What is needed - Copy every line from the data below in which the string "学生活动" can be found.

Given data -

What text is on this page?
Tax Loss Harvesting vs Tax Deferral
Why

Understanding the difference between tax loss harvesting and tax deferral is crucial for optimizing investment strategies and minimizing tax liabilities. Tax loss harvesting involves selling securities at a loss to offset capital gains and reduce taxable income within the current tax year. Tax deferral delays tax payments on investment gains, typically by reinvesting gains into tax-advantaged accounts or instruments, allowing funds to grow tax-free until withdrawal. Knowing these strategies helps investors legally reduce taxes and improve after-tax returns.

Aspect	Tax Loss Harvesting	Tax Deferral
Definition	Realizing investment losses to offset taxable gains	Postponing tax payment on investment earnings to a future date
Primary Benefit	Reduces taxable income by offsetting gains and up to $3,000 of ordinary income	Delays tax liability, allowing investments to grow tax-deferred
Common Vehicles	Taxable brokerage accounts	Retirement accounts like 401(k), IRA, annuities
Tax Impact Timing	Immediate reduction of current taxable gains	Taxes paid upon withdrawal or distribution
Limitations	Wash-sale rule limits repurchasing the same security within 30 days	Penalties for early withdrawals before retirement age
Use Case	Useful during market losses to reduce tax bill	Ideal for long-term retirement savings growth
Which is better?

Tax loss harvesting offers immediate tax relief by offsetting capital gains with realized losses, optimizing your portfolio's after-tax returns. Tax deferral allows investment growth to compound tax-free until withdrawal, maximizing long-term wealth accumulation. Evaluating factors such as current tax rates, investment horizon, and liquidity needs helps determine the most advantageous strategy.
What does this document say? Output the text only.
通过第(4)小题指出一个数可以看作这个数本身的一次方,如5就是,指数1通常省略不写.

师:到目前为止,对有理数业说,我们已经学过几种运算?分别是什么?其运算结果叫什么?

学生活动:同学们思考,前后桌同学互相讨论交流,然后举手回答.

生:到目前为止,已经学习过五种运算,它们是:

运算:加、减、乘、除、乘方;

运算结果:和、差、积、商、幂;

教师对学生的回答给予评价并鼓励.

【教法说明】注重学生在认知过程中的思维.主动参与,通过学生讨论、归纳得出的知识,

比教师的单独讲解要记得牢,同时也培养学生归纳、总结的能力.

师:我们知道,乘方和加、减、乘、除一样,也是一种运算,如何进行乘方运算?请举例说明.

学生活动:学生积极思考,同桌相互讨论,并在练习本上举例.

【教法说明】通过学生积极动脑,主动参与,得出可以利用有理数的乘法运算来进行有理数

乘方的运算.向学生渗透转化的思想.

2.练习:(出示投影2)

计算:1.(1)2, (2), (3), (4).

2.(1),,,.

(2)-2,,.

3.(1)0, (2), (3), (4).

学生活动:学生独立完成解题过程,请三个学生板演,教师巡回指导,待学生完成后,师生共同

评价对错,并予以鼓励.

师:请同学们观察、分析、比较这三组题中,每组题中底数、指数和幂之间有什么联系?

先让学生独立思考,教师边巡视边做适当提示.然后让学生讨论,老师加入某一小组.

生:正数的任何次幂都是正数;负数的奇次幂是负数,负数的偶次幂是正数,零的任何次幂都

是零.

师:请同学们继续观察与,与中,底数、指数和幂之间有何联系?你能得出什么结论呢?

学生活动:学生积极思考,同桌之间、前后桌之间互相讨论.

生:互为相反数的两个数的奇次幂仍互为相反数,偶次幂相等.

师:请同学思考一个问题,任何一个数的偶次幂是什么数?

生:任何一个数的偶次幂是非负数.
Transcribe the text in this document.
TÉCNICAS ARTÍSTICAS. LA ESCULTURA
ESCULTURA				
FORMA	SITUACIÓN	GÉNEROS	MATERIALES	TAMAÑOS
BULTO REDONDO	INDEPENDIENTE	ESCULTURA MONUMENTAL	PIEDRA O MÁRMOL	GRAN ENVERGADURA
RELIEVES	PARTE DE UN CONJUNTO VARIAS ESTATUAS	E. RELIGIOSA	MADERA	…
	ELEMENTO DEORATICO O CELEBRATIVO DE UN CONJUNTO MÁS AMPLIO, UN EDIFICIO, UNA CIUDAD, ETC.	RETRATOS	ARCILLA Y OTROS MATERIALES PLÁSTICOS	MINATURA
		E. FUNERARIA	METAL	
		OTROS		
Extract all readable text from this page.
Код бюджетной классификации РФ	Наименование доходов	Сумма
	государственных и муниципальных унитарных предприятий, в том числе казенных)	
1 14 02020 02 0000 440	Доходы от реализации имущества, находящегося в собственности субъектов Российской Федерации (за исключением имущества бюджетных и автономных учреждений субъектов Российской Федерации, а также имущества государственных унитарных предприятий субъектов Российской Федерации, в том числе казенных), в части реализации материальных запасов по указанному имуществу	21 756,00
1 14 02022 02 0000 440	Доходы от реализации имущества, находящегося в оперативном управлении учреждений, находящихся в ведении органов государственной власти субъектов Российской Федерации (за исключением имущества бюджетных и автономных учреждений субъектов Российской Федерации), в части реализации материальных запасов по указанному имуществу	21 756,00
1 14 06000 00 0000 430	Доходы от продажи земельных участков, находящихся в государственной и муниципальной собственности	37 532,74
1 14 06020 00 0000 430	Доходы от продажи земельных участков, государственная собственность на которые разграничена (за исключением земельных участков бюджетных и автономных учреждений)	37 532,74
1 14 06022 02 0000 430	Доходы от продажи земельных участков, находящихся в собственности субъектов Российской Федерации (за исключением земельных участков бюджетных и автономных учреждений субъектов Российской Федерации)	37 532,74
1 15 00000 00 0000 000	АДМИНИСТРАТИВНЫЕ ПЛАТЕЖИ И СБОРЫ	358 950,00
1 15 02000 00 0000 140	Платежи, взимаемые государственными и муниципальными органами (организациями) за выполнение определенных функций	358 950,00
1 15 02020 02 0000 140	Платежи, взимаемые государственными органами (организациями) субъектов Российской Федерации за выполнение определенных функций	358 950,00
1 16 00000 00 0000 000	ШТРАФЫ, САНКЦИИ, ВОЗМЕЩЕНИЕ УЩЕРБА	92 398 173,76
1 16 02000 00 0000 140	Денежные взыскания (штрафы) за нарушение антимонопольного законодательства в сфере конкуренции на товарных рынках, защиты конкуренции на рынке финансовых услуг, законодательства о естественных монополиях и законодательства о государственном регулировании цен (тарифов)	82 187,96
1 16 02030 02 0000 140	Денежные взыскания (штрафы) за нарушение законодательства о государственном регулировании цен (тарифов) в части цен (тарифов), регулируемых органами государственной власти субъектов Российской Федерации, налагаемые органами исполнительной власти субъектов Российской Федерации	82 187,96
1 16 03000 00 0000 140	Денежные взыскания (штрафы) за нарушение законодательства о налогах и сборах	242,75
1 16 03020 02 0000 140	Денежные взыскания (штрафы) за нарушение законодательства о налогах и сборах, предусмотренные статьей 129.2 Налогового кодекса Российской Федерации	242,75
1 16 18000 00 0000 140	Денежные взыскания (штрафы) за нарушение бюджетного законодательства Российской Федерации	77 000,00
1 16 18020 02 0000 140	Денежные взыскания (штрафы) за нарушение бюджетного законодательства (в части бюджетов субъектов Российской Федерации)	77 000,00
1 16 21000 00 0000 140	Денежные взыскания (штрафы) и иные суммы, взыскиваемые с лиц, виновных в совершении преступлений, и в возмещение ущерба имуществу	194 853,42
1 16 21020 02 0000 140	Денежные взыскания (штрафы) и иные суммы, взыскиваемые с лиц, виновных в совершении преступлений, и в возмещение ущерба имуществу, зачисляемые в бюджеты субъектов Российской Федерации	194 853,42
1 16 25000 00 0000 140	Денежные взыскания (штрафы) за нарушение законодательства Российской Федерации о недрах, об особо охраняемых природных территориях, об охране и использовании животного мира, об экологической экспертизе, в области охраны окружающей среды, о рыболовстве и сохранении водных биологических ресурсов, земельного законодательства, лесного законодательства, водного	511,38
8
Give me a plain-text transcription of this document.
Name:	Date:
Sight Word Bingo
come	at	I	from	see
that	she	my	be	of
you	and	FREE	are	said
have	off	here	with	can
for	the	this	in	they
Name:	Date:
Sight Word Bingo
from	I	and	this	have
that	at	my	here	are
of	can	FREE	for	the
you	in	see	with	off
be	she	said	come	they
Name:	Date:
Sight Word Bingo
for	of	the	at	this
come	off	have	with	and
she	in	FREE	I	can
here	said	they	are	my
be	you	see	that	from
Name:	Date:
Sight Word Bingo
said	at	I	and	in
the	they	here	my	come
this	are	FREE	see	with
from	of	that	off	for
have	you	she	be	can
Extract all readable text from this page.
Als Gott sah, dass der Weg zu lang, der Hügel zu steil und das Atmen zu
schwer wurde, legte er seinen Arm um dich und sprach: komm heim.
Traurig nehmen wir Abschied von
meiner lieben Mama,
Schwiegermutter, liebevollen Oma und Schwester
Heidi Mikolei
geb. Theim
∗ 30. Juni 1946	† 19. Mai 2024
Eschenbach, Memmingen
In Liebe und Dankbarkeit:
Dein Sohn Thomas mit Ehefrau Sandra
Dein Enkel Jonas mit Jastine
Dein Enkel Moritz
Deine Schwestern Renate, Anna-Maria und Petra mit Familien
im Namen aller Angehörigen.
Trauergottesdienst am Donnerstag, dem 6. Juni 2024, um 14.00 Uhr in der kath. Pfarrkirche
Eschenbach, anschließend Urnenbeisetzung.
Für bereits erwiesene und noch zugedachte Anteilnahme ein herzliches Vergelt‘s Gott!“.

Full response -
学生活动:同学们思考,前后桌同学互相讨论交流,然后举手回答.
学生活动:学生积极思考,同桌相互讨论,并在练习本上举例.
学生活动:学生独立完成解题过程,请三个学生板演,教师巡回指导,待学生完成后,师生共同
学生活动:学生积极思考,同桌之间、前后桌之间互相讨论.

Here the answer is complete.